Collection entries
►

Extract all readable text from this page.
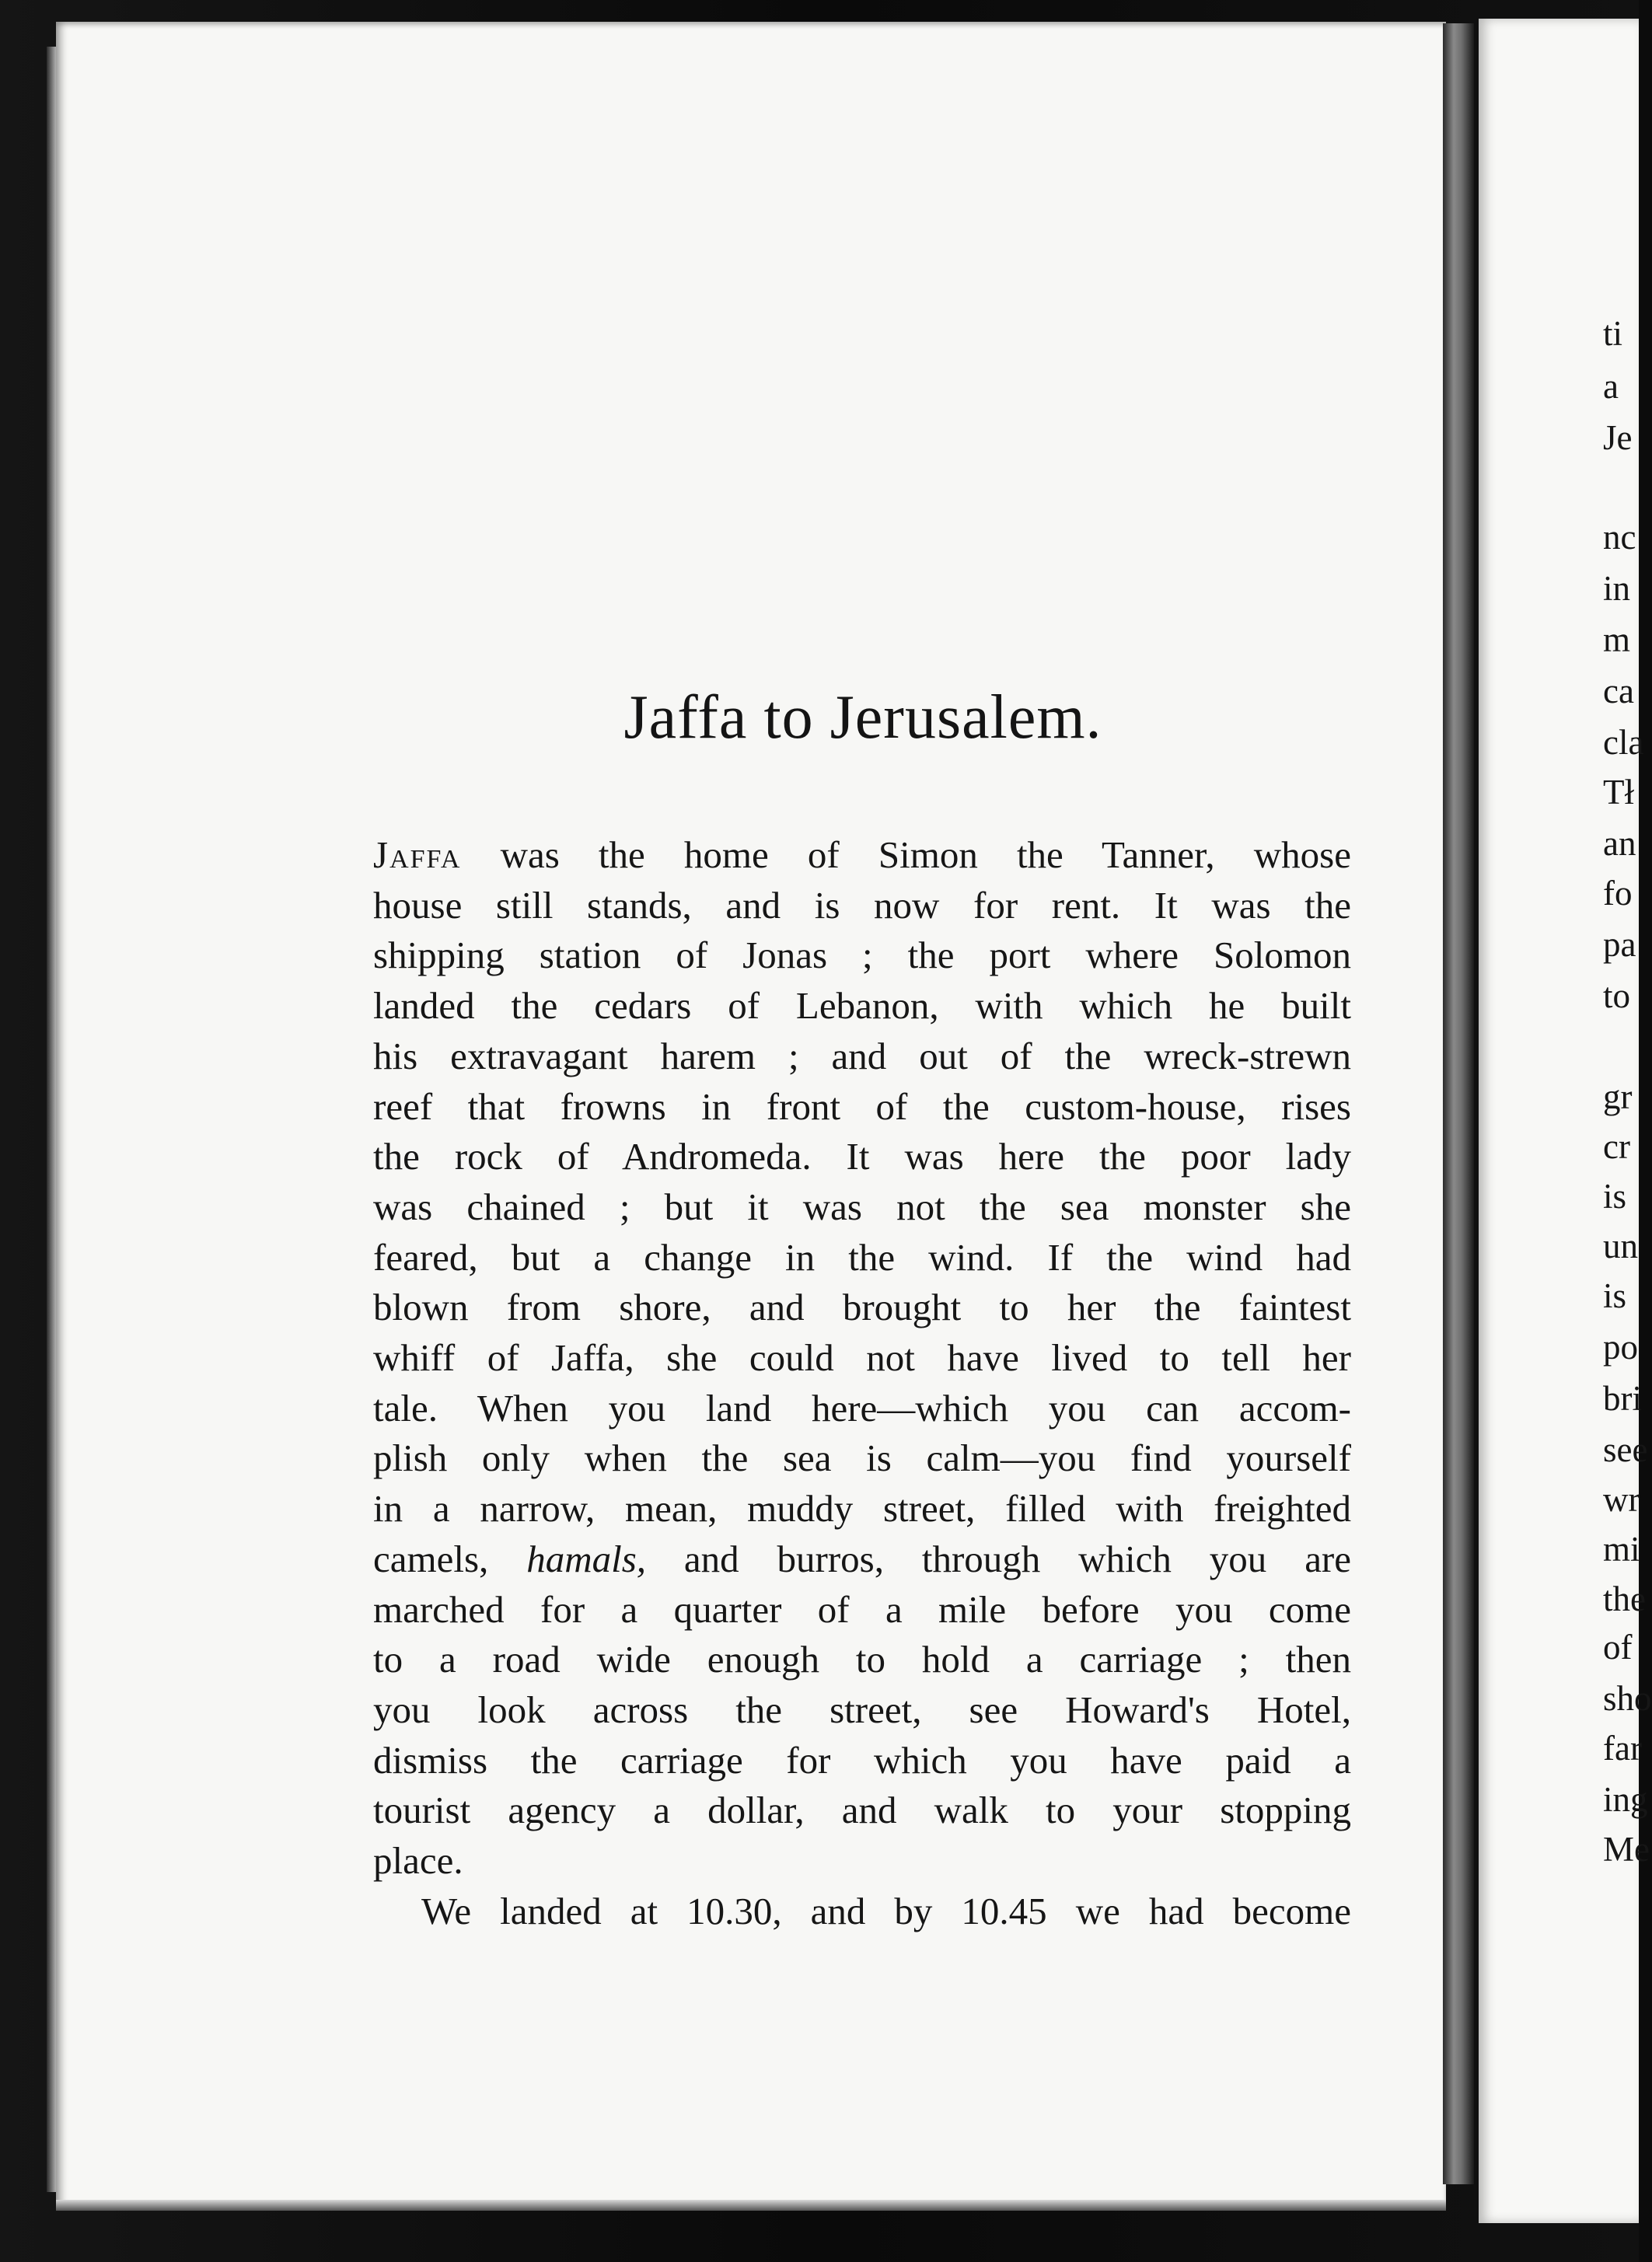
Jaffa to Jerusalem.
Jaffa was the home of Simon the Tanner, whose
house still stands, and is now for rent. It was the
shipping station of Jonas ; the port where Solomon
landed the cedars of Lebanon, with which he built
his extravagant harem ; and out of the wreck-strewn
reef that frowns in front of the custom-house, rises
the rock of Andromeda. It was here the poor lady
was chained ; but it was not the sea monster she
feared, but a change in the wind. If the wind had
blown from shore, and brought to her the faintest
whiff of Jaffa, she could not have lived to tell her
tale. When you land here—which you can accom-
plish only when the sea is calm—you find yourself
in a narrow, mean, muddy street, filled with freighted
camels, hamals, and burros, through which you are
marched for a quarter of a mile before you come
to a road wide enough to hold a carriage ; then
you look across the street, see Howard's Hotel,
dismiss the carriage for which you have paid a
tourist agency a dollar, and walk to your stopping
place.
We landed at 10.30, and by 10.45 we had become
ti
a
Je
nc
in
m
ca
cla
Tł
an
fo
pa
to
gr
cr
is
un
is
po
bri
see
wr
mi
the
of
sho
far
ing
Me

◄

Print the complete listing exactly, apart from any pictures.

RESULT OF THE TASK
Extract all readable text from this page.
Jaffa to Jerusalem.
Jaffa was the home of Simon the Tanner, whose
house still stands, and is now for rent. It was the
shipping station of Jonas ; the port where Solomon
landed the cedars of Lebanon, with which he built
his extravagant harem ; and out of the wreck-strewn
reef that frowns in front of the custom-house, rises
the rock of Andromeda. It was here the poor lady
was chained ; but it was not the sea monster she
feared, but a change in the wind. If the wind had
blown from shore, and brought to her the faintest
whiff of Jaffa, she could not have lived to tell her
tale. When you land here—which you can accom-
plish only when the sea is calm—you find yourself
in a narrow, mean, muddy street, filled with freighted
camels, hamals, and burros, through which you are
marched for a quarter of a mile before you come
to a road wide enough to hold a carriage ; then
you look across the street, see Howard's Hotel,
dismiss the carriage for which you have paid a
tourist agency a dollar, and walk to your stopping
place.
We landed at 10.30, and by 10.45 we had become
ti
a
Je
nc
in
m
ca
cla
Tł
an
fo
pa
to
gr
cr
is
un
is
po
bri
see
wr
mi
the
of
sho
far
ing
Me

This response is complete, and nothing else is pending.